# Annotated element records
-- BEGIN --

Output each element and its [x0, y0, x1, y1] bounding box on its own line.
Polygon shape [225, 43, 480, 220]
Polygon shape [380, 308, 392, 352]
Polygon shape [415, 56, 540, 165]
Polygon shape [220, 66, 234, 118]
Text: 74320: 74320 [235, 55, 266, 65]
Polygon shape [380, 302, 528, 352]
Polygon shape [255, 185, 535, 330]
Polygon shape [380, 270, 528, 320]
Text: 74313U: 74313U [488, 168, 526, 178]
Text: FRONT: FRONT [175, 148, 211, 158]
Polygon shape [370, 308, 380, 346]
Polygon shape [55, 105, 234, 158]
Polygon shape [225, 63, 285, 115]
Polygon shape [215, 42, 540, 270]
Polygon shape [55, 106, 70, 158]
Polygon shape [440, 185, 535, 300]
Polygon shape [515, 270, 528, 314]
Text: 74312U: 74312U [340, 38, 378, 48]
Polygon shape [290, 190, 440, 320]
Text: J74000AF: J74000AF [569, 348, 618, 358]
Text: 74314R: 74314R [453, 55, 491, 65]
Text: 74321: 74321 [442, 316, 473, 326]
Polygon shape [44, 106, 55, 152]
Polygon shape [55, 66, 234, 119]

-- END --

# TASK PROMPT
Reproduce every line of the records above without any changes.

# RESULT OF THE EXERCISE
Output each element and its [x0, y0, x1, y1] bounding box on its own line.
Polygon shape [225, 43, 480, 220]
Polygon shape [380, 308, 392, 352]
Polygon shape [415, 56, 540, 165]
Polygon shape [220, 66, 234, 118]
Text: 74320: 74320 [235, 55, 266, 65]
Polygon shape [380, 302, 528, 352]
Polygon shape [255, 185, 535, 330]
Polygon shape [380, 270, 528, 320]
Text: 74313U: 74313U [488, 168, 526, 178]
Text: FRONT: FRONT [175, 148, 211, 158]
Polygon shape [370, 308, 380, 346]
Polygon shape [55, 105, 234, 158]
Polygon shape [225, 63, 285, 115]
Polygon shape [215, 42, 540, 270]
Polygon shape [55, 106, 70, 158]
Polygon shape [440, 185, 535, 300]
Polygon shape [515, 270, 528, 314]
Text: 74312U: 74312U [340, 38, 378, 48]
Polygon shape [290, 190, 440, 320]
Text: J74000AF: J74000AF [569, 348, 618, 358]
Text: 74314R: 74314R [453, 55, 491, 65]
Text: 74321: 74321 [442, 316, 473, 326]
Polygon shape [44, 106, 55, 152]
Polygon shape [55, 66, 234, 119]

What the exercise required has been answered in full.